:: Records for this exercise ::

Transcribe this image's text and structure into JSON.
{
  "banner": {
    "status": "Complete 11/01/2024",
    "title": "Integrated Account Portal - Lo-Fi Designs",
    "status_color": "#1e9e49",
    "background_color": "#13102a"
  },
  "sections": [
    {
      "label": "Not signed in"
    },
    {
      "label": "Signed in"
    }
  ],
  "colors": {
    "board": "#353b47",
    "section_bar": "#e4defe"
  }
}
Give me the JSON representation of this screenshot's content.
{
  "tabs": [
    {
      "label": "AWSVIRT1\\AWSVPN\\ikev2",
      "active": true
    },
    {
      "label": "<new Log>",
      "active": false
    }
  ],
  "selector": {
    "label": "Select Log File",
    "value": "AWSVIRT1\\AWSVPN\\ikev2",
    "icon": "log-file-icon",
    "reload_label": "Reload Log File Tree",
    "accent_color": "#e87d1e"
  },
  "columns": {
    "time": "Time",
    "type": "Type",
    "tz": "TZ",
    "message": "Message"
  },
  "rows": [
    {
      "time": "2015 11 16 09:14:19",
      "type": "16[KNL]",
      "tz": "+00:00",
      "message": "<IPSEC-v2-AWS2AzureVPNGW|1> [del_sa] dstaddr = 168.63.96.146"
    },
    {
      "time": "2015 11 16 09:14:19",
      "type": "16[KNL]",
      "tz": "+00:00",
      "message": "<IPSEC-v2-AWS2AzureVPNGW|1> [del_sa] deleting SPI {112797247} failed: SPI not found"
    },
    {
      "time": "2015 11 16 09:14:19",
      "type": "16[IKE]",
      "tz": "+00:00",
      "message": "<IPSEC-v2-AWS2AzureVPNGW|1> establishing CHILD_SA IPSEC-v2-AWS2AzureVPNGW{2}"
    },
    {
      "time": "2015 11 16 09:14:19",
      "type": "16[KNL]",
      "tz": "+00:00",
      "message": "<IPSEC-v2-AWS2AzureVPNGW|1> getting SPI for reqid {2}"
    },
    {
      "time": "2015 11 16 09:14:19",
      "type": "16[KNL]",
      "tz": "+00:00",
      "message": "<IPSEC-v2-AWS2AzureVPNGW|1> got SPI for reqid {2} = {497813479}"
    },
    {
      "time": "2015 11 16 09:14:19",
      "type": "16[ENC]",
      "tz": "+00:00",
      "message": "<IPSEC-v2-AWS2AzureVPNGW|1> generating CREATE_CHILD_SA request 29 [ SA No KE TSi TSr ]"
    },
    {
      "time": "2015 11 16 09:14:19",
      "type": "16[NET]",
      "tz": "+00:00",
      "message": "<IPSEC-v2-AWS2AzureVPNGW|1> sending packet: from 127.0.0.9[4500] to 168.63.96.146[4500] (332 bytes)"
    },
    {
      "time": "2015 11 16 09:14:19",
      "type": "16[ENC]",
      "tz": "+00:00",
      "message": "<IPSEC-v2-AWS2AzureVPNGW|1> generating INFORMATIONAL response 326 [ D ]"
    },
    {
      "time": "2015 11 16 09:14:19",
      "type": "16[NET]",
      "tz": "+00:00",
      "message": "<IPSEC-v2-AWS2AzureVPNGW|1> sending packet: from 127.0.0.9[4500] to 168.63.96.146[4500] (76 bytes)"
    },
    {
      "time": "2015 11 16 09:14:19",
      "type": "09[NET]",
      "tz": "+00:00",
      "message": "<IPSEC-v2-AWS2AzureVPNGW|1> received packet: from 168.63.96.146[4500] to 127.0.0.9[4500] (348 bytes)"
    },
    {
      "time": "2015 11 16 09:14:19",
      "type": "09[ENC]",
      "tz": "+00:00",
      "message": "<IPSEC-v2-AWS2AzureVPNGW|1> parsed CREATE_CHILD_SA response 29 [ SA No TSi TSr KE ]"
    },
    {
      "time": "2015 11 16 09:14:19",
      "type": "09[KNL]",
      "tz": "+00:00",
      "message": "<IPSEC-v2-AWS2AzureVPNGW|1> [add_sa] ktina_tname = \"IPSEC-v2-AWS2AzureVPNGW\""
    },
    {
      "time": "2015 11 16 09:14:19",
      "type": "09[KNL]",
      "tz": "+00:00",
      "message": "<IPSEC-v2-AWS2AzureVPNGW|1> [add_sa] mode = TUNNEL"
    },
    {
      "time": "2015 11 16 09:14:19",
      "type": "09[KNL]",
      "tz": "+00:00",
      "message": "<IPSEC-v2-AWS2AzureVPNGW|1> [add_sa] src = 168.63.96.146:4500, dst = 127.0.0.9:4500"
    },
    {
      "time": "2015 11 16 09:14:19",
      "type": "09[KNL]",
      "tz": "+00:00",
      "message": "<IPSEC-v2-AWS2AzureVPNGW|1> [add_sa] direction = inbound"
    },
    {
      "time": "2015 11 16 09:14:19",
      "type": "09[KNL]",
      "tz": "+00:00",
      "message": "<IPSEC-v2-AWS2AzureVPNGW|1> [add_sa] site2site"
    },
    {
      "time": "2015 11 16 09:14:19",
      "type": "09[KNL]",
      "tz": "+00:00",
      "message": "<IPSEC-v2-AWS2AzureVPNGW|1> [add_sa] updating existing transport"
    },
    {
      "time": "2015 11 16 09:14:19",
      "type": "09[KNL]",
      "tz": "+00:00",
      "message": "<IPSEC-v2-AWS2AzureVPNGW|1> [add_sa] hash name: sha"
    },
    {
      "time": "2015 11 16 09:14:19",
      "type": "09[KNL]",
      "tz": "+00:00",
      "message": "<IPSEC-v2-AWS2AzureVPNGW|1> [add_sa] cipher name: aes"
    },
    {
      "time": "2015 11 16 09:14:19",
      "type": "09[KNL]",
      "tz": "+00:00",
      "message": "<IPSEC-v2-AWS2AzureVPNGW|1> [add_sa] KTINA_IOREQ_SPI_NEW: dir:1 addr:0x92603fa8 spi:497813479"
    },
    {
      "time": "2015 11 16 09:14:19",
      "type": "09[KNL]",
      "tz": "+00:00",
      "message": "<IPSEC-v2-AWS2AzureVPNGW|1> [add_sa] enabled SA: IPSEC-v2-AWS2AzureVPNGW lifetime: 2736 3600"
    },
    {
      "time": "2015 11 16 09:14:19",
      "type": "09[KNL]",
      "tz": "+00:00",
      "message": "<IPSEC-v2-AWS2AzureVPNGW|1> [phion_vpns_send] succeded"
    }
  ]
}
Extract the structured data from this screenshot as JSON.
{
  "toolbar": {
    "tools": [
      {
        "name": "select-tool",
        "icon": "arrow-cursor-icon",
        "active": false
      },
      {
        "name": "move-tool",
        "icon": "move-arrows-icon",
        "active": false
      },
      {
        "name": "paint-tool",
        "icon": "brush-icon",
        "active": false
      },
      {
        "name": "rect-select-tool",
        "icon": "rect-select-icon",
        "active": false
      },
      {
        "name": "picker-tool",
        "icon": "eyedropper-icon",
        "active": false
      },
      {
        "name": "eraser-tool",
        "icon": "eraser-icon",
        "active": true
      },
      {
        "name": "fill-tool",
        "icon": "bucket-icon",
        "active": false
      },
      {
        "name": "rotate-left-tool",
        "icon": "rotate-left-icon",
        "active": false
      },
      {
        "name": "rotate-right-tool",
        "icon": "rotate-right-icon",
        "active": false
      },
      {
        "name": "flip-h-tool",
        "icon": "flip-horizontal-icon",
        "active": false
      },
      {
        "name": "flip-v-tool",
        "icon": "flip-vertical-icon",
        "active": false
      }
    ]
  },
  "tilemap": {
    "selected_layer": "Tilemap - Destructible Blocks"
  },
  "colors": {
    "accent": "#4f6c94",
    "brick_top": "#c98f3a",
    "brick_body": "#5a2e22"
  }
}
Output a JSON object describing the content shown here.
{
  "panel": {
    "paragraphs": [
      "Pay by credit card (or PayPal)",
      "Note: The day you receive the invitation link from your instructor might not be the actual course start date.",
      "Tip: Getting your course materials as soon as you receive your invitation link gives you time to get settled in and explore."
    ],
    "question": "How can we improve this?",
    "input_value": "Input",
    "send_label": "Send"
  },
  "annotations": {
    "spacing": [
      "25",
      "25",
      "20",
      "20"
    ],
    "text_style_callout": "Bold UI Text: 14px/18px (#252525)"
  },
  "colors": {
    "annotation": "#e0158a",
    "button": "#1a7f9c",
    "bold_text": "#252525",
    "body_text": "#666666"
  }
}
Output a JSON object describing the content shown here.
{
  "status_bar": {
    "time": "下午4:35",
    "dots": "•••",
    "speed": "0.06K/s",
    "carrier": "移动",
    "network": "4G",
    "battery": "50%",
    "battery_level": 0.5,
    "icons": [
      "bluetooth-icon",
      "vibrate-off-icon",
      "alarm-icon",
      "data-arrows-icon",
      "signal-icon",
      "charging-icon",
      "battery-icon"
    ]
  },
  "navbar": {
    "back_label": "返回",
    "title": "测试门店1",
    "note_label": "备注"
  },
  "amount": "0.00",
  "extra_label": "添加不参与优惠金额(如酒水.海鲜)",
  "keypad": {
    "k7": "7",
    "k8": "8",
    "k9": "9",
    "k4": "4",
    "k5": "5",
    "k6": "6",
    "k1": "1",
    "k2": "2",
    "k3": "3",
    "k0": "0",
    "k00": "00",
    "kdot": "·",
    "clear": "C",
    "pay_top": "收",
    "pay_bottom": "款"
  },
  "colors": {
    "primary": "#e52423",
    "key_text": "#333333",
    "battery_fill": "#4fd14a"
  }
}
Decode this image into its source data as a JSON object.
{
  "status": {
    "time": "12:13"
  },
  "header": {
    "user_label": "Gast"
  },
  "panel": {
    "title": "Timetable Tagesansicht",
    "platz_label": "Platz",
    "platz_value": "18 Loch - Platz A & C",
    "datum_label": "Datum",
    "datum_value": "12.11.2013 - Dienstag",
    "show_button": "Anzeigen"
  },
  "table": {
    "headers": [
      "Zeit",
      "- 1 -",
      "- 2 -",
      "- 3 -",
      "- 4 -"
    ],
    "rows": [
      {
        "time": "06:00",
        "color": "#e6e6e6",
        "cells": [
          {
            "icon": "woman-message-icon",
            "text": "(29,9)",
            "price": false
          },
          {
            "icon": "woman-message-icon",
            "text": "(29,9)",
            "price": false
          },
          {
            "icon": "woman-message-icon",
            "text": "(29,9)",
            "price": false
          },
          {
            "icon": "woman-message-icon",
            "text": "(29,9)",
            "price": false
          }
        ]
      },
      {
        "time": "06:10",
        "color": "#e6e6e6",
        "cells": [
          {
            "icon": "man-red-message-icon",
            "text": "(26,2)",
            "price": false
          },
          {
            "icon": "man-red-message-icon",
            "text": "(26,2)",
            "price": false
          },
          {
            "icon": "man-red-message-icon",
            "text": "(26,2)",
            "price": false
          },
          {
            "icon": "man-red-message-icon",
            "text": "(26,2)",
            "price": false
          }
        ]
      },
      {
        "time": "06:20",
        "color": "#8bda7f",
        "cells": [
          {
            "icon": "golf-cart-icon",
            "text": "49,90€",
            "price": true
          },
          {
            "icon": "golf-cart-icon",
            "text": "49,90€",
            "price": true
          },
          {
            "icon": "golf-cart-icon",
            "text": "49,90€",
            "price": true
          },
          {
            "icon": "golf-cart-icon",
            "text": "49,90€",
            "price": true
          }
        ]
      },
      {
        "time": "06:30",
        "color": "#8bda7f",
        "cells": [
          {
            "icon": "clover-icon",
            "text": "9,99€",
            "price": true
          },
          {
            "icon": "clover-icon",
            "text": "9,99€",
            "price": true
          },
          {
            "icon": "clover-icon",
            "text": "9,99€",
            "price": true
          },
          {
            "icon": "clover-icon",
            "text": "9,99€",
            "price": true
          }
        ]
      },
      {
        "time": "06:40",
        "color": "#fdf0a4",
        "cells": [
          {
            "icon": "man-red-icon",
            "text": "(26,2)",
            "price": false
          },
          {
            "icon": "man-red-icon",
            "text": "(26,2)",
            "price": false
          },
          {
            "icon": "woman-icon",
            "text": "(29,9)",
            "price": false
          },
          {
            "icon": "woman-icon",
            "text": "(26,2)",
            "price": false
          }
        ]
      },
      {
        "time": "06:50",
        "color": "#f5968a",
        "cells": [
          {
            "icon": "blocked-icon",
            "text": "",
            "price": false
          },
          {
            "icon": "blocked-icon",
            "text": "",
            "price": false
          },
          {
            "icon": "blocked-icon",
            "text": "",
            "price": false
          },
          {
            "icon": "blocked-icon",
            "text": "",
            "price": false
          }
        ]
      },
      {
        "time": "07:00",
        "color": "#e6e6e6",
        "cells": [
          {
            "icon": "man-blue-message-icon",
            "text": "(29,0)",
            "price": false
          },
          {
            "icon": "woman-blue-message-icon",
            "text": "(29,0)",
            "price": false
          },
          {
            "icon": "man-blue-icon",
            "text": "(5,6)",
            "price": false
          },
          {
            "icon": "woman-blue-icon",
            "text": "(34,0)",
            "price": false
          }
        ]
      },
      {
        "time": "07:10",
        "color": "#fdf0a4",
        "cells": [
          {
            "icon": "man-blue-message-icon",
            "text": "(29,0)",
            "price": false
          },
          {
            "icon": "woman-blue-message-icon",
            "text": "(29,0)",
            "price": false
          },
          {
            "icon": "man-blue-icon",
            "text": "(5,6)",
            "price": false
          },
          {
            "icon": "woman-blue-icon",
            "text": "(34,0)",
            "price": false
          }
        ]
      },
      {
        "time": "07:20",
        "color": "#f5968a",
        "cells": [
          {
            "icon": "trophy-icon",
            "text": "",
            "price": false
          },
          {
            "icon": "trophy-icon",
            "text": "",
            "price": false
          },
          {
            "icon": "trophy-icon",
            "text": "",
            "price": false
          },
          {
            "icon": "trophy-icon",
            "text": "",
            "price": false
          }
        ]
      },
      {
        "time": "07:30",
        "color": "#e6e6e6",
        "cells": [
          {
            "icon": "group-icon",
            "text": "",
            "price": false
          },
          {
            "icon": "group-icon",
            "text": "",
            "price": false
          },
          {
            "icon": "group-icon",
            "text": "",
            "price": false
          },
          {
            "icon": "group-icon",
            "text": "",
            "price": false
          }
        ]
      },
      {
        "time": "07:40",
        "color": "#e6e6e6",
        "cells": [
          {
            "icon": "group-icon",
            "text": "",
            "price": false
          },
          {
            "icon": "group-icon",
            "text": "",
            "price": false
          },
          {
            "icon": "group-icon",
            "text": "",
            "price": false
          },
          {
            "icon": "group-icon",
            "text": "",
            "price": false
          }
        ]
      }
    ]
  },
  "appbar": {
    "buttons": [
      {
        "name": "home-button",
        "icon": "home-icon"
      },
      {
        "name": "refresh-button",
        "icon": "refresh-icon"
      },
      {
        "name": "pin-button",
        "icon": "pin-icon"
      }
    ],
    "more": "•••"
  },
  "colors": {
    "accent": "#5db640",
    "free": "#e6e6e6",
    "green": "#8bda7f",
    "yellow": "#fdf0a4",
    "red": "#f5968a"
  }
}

:::

Where a line of the data holds "packet", show that line.

## Reply
      "message": "<IPSEC-v2-AWS2AzureVPNGW|1> sending packet: from 127.0.0.9[4500] to 168.63.96.146[4500] (332 bytes)"
      "message": "<IPSEC-v2-AWS2AzureVPNGW|1> sending packet: from 127.0.0.9[4500] to 168.63.96.146[4500] (76 bytes)"
      "message": "<IPSEC-v2-AWS2AzureVPNGW|1> received packet: from 168.63.96.146[4500] to 127.0.0.9[4500] (348 bytes)"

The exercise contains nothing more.